------ Record set ------

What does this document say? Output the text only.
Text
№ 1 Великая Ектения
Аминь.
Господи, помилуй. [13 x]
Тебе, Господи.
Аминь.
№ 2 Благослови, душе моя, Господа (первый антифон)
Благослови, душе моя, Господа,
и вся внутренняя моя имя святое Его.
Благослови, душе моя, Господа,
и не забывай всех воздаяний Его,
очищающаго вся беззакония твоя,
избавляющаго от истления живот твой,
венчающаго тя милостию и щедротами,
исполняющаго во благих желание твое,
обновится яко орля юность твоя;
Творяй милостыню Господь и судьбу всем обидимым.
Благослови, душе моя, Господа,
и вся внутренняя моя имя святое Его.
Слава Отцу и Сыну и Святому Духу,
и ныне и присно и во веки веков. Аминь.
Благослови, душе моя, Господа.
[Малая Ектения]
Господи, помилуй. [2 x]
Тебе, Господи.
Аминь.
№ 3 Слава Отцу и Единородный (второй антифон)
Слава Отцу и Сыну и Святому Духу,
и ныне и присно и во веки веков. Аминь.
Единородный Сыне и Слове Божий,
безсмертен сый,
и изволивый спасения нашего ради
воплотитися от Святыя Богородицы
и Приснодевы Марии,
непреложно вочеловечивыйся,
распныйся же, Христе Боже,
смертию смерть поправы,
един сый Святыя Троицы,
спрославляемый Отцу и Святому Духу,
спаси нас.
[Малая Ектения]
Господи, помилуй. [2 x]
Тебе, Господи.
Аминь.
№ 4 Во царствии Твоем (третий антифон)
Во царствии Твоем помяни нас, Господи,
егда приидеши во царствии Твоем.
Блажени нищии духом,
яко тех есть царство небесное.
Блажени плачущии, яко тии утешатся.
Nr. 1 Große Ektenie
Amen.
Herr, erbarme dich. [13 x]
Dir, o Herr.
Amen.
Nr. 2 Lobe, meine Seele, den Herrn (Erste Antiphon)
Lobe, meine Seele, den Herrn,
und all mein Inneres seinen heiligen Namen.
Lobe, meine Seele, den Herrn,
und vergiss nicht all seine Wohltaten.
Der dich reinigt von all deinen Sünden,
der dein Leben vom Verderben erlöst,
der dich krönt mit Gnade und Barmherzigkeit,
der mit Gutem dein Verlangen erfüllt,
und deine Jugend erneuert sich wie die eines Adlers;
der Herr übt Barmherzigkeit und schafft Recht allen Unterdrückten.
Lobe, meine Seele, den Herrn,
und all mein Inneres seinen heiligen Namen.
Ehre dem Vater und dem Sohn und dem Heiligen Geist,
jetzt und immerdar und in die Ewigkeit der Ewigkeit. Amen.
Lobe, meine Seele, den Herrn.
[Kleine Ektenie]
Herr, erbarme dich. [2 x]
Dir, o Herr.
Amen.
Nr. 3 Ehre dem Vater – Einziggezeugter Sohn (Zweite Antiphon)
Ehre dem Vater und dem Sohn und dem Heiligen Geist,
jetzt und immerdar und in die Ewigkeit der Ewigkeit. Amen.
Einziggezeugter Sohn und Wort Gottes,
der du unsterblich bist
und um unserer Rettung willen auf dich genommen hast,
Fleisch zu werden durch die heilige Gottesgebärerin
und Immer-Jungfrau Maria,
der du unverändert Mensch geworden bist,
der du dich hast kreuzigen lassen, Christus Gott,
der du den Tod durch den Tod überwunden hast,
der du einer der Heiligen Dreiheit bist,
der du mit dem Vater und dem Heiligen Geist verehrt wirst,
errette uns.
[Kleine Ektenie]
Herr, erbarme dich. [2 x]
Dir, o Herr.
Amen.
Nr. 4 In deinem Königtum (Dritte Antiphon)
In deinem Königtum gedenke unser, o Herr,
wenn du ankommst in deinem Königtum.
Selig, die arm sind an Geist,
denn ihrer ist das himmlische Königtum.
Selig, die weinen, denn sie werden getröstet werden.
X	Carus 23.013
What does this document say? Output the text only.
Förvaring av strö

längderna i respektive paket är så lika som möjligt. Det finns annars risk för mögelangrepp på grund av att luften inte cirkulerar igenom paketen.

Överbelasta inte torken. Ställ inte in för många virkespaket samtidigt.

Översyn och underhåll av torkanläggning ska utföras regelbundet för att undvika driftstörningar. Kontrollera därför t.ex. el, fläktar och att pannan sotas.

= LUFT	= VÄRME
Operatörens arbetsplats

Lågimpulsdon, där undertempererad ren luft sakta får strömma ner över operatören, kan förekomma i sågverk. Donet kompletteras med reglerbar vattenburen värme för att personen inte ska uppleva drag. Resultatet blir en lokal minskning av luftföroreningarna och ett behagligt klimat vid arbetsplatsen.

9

------

_Task requirements_.
Using the data above, reproduce every line exactly.

_Response for this exercise_.
What does this document say? Output the text only.
Text
№ 1 Великая Ектения
Аминь.
Господи, помилуй. [13 x]
Тебе, Господи.
Аминь.
№ 2 Благослови, душе моя, Господа (первый антифон)
Благослови, душе моя, Господа,
и вся внутренняя моя имя святое Его.
Благослови, душе моя, Господа,
и не забывай всех воздаяний Его,
очищающаго вся беззакония твоя,
избавляющаго от истления живот твой,
венчающаго тя милостию и щедротами,
исполняющаго во благих желание твое,
обновится яко орля юность твоя;
Творяй милостыню Господь и судьбу всем обидимым.
Благослови, душе моя, Господа,
и вся внутренняя моя имя святое Его.
Слава Отцу и Сыну и Святому Духу,
и ныне и присно и во веки веков. Аминь.
Благослови, душе моя, Господа.
[Малая Ектения]
Господи, помилуй. [2 x]
Тебе, Господи.
Аминь.
№ 3 Слава Отцу и Единородный (второй антифон)
Слава Отцу и Сыну и Святому Духу,
и ныне и присно и во веки веков. Аминь.
Единородный Сыне и Слове Божий,
безсмертен сый,
и изволивый спасения нашего ради
воплотитися от Святыя Богородицы
и Приснодевы Марии,
непреложно вочеловечивыйся,
распныйся же, Христе Боже,
смертию смерть поправы,
един сый Святыя Троицы,
спрославляемый Отцу и Святому Духу,
спаси нас.
[Малая Ектения]
Господи, помилуй. [2 x]
Тебе, Господи.
Аминь.
№ 4 Во царствии Твоем (третий антифон)
Во царствии Твоем помяни нас, Господи,
егда приидеши во царствии Твоем.
Блажени нищии духом,
яко тех есть царство небесное.
Блажени плачущии, яко тии утешатся.
Nr. 1 Große Ektenie
Amen.
Herr, erbarme dich. [13 x]
Dir, o Herr.
Amen.
Nr. 2 Lobe, meine Seele, den Herrn (Erste Antiphon)
Lobe, meine Seele, den Herrn,
und all mein Inneres seinen heiligen Namen.
Lobe, meine Seele, den Herrn,
und vergiss nicht all seine Wohltaten.
Der dich reinigt von all deinen Sünden,
der dein Leben vom Verderben erlöst,
der dich krönt mit Gnade und Barmherzigkeit,
der mit Gutem dein Verlangen erfüllt,
und deine Jugend erneuert sich wie die eines Adlers;
der Herr übt Barmherzigkeit und schafft Recht allen Unterdrückten.
Lobe, meine Seele, den Herrn,
und all mein Inneres seinen heiligen Namen.
Ehre dem Vater und dem Sohn und dem Heiligen Geist,
jetzt und immerdar und in die Ewigkeit der Ewigkeit. Amen.
Lobe, meine Seele, den Herrn.
[Kleine Ektenie]
Herr, erbarme dich. [2 x]
Dir, o Herr.
Amen.
Nr. 3 Ehre dem Vater – Einziggezeugter Sohn (Zweite Antiphon)
Ehre dem Vater und dem Sohn und dem Heiligen Geist,
jetzt und immerdar und in die Ewigkeit der Ewigkeit. Amen.
Einziggezeugter Sohn und Wort Gottes,
der du unsterblich bist
und um unserer Rettung willen auf dich genommen hast,
Fleisch zu werden durch die heilige Gottesgebärerin
und Immer-Jungfrau Maria,
der du unverändert Mensch geworden bist,
der du dich hast kreuzigen lassen, Christus Gott,
der du den Tod durch den Tod überwunden hast,
der du einer der Heiligen Dreiheit bist,
der du mit dem Vater und dem Heiligen Geist verehrt wirst,
errette uns.
[Kleine Ektenie]
Herr, erbarme dich. [2 x]
Dir, o Herr.
Amen.
Nr. 4 In deinem Königtum (Dritte Antiphon)
In deinem Königtum gedenke unser, o Herr,
wenn du ankommst in deinem Königtum.
Selig, die arm sind an Geist,
denn ihrer ist das himmlische Königtum.
Selig, die weinen, denn sie werden getröstet werden.
X	Carus 23.013
What does this document say? Output the text only.
Förvaring av strö

längderna i respektive paket är så lika som möjligt. Det finns annars risk för mögelangrepp på grund av att luften inte cirkulerar igenom paketen.

Överbelasta inte torken. Ställ inte in för många virkespaket samtidigt.

Översyn och underhåll av torkanläggning ska utföras regelbundet för att undvika driftstörningar. Kontrollera därför t.ex. el, fläktar och att pannan sotas.

= LUFT	= VÄRME
Operatörens arbetsplats

Lågimpulsdon, där undertempererad ren luft sakta får strömma ner över operatören, kan förekomma i sågverk. Donet kompletteras med reglerbar vattenburen värme för att personen inte ska uppleva drag. Resultatet blir en lokal minskning av luftföroreningarna och ett behagligt klimat vid arbetsplatsen.

9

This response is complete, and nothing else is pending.